SUPPLIED RECORDS >>
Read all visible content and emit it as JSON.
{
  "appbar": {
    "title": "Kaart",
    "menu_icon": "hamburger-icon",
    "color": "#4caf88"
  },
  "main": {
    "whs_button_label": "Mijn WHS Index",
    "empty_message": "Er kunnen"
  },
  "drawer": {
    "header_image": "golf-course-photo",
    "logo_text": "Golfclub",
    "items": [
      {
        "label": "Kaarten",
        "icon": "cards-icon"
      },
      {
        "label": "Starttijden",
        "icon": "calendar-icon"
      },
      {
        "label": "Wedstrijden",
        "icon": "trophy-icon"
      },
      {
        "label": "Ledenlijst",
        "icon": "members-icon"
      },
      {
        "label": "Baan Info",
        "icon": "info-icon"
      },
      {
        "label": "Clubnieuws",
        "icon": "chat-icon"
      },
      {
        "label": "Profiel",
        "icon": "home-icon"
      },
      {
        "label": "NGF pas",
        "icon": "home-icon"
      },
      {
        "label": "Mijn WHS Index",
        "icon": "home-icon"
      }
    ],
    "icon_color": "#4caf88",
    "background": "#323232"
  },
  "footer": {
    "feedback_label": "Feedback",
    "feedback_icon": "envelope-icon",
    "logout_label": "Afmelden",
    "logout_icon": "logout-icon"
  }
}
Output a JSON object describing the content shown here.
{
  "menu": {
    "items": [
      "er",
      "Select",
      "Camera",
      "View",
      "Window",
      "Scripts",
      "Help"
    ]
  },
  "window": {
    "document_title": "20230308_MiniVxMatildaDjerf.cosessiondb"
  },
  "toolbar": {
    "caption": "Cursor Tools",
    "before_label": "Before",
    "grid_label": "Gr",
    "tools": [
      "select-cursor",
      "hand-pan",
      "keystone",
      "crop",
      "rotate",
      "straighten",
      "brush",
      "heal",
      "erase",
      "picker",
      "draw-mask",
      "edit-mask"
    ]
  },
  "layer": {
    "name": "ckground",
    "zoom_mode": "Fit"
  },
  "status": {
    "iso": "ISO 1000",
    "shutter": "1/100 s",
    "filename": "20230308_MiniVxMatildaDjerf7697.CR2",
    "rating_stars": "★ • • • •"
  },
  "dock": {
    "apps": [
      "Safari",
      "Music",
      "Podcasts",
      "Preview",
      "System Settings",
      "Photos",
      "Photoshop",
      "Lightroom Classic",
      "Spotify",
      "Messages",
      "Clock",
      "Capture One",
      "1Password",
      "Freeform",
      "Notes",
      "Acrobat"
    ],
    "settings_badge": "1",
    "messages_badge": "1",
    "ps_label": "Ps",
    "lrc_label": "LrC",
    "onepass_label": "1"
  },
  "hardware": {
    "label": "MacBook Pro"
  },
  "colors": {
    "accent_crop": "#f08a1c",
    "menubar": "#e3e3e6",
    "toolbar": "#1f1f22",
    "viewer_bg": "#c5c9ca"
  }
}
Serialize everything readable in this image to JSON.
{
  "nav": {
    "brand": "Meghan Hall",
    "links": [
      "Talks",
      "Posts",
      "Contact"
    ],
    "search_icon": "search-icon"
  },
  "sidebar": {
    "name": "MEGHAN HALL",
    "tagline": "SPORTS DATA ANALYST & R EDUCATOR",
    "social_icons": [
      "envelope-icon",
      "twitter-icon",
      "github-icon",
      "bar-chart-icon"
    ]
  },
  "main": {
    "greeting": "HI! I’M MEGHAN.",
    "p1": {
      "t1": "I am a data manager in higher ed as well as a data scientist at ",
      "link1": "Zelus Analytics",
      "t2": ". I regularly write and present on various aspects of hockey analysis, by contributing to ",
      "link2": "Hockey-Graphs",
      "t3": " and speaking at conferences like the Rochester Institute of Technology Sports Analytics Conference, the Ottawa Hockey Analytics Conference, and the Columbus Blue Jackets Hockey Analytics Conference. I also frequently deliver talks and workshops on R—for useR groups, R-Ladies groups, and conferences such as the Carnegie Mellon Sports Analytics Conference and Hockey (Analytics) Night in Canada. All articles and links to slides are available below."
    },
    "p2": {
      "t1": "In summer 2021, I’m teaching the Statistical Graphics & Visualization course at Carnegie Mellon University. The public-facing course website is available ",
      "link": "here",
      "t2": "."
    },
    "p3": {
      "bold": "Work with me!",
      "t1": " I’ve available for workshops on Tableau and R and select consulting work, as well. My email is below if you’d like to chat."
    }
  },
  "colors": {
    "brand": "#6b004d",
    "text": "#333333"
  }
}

WHAT THE TASK ASKS >>
Copy out every line that includes the word "here".

WORKED ANSWER >>
Output a JSON object describing the content shown here.
      "link": "here",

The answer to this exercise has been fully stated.